======== Stored records

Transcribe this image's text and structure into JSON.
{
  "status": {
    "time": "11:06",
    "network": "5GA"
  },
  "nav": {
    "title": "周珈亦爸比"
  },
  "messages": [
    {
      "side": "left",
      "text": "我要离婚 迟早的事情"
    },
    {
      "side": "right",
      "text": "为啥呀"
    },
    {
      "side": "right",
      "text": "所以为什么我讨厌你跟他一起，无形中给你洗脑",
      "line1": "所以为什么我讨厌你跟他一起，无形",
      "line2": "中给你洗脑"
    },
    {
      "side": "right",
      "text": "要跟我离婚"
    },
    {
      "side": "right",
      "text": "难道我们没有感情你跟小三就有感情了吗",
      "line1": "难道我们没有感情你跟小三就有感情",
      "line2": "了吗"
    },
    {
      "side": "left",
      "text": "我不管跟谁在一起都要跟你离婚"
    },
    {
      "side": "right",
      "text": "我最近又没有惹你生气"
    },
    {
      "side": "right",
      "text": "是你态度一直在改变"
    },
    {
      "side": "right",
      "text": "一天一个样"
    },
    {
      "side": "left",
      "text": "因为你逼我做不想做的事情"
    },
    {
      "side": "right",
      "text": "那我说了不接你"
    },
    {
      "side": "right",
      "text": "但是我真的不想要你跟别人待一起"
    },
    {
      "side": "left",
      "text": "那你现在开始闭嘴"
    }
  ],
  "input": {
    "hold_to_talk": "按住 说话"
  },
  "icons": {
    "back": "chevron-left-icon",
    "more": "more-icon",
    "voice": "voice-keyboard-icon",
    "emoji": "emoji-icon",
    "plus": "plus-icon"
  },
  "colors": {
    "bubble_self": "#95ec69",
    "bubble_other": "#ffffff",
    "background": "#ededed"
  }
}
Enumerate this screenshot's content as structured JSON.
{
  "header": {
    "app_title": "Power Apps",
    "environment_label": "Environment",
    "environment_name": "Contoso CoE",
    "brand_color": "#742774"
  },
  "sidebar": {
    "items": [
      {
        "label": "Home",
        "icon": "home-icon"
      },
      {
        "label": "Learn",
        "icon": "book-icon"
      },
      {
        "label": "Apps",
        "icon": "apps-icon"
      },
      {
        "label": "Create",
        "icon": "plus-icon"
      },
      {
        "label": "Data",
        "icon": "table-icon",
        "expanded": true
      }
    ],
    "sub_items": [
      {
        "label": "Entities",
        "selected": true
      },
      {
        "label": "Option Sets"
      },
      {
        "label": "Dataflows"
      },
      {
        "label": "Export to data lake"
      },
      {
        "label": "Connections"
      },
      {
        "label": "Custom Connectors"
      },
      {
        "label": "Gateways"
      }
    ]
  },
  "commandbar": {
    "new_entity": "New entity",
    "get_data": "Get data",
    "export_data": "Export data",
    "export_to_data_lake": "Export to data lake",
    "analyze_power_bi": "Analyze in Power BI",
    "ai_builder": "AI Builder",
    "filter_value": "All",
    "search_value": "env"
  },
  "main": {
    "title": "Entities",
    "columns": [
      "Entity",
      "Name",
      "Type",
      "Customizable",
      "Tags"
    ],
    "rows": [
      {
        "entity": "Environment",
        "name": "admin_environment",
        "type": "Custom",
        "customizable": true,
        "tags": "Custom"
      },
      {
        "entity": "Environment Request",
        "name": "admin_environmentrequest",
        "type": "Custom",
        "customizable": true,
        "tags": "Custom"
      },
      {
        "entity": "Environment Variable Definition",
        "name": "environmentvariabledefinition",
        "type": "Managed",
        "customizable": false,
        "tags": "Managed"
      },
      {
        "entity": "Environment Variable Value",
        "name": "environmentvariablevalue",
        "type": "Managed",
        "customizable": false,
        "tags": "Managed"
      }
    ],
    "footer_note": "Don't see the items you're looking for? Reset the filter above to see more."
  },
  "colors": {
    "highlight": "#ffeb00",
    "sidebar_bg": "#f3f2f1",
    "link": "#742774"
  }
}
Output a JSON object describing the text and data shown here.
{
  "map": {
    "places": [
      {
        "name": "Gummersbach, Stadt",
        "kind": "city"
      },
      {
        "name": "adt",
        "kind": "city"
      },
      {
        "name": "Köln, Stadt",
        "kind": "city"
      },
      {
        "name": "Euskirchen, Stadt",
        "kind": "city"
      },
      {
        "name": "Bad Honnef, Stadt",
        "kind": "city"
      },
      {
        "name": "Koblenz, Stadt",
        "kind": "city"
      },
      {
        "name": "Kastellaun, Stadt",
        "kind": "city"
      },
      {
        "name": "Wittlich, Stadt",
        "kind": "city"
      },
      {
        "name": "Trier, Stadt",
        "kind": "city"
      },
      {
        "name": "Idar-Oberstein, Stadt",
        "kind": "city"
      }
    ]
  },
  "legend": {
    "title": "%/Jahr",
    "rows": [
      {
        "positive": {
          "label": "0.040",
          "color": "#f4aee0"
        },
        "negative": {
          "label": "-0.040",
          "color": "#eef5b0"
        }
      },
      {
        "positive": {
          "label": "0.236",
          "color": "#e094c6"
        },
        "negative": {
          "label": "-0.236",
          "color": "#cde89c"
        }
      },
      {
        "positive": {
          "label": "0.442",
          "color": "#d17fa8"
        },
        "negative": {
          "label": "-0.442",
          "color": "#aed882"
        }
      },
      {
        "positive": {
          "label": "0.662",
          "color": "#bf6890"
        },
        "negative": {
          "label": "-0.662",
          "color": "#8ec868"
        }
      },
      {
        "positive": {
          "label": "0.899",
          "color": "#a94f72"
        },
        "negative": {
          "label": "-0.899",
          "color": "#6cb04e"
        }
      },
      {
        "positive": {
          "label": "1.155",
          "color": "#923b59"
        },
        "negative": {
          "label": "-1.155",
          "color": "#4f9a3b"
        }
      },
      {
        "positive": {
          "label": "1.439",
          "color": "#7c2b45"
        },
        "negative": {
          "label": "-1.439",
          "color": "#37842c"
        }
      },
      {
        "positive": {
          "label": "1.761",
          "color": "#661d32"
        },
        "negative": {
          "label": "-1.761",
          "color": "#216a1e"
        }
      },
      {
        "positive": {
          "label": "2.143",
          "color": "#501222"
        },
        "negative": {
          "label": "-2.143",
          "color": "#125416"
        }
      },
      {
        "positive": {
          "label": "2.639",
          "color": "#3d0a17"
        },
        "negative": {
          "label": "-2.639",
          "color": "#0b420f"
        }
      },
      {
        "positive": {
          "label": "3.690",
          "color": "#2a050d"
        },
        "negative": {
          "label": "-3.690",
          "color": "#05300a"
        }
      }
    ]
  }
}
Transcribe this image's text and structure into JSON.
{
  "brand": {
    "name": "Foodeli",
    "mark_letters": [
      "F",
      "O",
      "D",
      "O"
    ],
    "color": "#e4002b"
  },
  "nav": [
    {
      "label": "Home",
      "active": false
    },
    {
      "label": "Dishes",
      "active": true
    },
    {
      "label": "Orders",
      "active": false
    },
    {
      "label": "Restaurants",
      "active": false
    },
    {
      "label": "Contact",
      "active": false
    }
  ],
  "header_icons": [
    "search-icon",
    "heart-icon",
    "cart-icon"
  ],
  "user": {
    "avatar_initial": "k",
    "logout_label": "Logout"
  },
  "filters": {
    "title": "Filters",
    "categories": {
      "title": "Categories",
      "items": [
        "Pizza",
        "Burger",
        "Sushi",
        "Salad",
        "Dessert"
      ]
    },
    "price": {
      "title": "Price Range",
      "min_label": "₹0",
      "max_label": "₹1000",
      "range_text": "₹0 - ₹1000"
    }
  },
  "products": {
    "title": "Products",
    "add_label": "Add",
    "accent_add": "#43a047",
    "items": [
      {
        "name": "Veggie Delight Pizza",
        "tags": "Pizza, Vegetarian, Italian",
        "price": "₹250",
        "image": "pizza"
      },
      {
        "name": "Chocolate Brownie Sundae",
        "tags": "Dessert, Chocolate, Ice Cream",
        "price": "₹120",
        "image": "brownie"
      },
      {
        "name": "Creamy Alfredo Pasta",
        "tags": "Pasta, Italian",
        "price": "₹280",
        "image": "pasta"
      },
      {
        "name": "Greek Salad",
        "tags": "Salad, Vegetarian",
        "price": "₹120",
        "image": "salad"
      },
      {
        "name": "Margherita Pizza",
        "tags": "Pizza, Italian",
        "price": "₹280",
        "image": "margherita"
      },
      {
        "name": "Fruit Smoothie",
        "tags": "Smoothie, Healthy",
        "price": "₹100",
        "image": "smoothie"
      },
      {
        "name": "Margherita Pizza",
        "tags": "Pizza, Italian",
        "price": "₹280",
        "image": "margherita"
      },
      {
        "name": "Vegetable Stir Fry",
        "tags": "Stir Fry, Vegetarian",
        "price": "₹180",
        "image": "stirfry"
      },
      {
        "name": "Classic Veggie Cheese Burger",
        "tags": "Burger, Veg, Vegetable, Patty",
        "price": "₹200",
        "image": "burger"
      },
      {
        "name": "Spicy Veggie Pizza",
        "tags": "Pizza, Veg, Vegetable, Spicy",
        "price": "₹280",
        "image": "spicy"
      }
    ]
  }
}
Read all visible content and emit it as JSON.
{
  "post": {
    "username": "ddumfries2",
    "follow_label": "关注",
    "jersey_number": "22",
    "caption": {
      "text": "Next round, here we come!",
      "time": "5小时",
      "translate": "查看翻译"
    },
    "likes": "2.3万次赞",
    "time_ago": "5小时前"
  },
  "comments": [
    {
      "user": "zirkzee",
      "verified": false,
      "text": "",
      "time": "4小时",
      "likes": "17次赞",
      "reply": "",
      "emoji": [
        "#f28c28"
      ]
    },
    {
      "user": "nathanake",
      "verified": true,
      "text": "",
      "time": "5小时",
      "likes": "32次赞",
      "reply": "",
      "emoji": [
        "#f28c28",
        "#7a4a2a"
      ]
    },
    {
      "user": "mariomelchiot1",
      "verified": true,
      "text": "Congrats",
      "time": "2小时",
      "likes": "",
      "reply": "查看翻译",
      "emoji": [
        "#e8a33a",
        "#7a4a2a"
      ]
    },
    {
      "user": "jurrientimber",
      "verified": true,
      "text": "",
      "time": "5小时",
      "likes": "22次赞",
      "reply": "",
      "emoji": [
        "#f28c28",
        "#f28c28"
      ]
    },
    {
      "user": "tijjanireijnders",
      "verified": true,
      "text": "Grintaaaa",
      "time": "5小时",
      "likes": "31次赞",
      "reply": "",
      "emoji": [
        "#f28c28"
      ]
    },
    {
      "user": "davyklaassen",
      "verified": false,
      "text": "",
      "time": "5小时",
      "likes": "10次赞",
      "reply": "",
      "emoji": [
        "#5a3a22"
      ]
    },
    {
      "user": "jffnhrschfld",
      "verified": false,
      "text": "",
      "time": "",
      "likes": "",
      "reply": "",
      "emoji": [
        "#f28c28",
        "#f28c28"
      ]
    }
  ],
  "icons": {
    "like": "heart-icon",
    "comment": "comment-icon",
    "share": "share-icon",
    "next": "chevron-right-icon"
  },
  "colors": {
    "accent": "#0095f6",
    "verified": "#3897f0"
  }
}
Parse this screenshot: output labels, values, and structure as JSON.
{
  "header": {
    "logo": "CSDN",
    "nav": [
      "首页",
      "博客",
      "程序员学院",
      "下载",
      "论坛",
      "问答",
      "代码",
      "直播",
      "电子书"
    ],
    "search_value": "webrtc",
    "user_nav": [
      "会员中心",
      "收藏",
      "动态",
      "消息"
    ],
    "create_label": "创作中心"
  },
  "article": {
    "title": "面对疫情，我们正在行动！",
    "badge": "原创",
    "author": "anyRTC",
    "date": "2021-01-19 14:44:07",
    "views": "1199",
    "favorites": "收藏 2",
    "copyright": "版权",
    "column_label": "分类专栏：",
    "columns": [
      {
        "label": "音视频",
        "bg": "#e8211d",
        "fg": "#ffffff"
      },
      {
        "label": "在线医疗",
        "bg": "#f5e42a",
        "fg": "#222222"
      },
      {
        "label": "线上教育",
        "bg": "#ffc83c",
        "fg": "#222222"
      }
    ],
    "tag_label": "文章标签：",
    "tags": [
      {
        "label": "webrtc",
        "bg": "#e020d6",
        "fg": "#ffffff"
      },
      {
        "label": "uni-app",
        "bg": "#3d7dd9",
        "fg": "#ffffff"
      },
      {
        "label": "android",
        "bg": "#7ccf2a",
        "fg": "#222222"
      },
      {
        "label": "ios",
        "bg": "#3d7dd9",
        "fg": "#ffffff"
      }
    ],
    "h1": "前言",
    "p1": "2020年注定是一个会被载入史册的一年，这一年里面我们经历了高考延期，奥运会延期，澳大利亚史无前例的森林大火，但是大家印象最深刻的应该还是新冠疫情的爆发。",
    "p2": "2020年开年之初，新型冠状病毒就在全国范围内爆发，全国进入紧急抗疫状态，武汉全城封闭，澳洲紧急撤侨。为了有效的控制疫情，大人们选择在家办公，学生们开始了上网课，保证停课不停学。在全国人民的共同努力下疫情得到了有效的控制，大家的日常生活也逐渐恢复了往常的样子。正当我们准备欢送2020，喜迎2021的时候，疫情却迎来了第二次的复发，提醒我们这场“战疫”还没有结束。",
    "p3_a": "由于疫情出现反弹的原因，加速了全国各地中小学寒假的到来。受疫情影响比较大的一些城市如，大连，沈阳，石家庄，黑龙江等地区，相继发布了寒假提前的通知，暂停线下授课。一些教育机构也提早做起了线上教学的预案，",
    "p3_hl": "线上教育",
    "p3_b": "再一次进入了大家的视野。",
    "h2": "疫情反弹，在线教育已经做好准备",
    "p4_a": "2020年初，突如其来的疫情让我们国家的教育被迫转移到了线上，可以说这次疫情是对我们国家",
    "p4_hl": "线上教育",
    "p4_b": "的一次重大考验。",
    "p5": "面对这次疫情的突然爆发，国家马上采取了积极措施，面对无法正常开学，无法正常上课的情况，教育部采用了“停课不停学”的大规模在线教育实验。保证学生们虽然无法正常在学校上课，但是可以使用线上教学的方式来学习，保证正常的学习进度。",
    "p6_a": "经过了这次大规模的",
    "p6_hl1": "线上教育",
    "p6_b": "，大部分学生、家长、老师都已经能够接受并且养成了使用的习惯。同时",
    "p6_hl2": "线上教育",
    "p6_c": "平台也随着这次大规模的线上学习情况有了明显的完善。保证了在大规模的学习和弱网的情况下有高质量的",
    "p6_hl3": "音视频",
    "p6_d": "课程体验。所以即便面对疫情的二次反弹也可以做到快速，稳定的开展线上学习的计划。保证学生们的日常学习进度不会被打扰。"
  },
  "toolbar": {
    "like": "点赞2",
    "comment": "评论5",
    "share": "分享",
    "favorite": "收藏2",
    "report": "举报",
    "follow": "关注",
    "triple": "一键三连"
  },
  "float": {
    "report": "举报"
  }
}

================

** Stated task **
How many lines in these entries contain the string "Chocolate"? State the number and nothing more.

** Answer in full **
2